> _Given task_: Report how many lines in the records below contain the word "Festal". Give only the number.

> _Provided records_:
________________________
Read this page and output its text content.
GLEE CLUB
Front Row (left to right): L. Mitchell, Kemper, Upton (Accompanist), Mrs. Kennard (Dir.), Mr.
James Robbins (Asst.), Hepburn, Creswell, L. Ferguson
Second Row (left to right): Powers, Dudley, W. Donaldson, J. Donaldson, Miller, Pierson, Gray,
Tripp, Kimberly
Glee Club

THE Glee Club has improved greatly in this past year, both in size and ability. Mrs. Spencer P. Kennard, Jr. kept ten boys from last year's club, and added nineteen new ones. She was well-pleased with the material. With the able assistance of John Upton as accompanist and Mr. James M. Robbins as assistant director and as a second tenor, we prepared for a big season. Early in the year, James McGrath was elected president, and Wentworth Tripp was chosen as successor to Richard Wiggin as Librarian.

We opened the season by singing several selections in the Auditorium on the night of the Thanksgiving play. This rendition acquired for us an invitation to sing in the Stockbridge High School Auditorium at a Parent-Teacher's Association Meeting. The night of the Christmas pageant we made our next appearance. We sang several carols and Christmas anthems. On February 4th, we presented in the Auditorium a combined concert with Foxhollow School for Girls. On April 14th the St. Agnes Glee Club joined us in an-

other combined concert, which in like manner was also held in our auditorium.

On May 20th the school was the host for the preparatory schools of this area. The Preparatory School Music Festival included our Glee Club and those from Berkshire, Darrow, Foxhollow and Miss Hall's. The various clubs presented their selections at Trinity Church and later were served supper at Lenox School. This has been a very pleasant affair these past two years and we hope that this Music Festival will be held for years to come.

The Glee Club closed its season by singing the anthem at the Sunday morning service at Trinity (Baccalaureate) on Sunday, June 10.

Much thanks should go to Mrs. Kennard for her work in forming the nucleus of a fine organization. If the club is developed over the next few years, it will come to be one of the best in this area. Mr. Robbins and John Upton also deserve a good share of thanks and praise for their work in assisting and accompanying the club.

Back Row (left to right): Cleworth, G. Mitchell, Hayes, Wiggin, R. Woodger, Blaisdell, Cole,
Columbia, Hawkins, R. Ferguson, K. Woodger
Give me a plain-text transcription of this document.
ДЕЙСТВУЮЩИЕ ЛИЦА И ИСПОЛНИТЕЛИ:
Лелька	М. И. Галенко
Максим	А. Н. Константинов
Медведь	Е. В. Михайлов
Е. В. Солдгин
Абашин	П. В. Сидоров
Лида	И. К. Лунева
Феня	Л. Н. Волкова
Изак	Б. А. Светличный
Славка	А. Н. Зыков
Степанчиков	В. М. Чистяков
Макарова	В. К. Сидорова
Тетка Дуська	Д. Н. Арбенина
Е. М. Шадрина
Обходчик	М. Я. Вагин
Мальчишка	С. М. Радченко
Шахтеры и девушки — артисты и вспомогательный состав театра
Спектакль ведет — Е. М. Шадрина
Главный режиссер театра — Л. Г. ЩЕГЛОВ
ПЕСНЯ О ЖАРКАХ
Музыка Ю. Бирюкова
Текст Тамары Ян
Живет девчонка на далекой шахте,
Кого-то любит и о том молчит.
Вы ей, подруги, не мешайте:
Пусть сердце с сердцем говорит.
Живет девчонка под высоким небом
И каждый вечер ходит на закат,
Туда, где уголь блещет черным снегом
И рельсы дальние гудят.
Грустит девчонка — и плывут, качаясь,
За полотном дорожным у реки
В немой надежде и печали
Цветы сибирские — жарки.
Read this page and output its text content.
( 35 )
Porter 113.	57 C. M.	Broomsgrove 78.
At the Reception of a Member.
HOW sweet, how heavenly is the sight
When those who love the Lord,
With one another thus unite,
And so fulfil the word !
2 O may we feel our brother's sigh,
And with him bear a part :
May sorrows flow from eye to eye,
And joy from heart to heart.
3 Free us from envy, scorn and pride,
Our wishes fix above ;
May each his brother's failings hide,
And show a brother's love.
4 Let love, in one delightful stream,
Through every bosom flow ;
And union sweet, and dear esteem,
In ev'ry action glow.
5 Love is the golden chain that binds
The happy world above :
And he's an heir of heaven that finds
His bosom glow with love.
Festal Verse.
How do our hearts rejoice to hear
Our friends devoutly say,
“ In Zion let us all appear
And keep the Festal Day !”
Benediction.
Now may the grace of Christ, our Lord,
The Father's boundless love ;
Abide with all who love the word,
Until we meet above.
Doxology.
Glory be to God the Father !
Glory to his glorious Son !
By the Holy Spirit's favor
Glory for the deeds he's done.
________________________
> _Result_: 2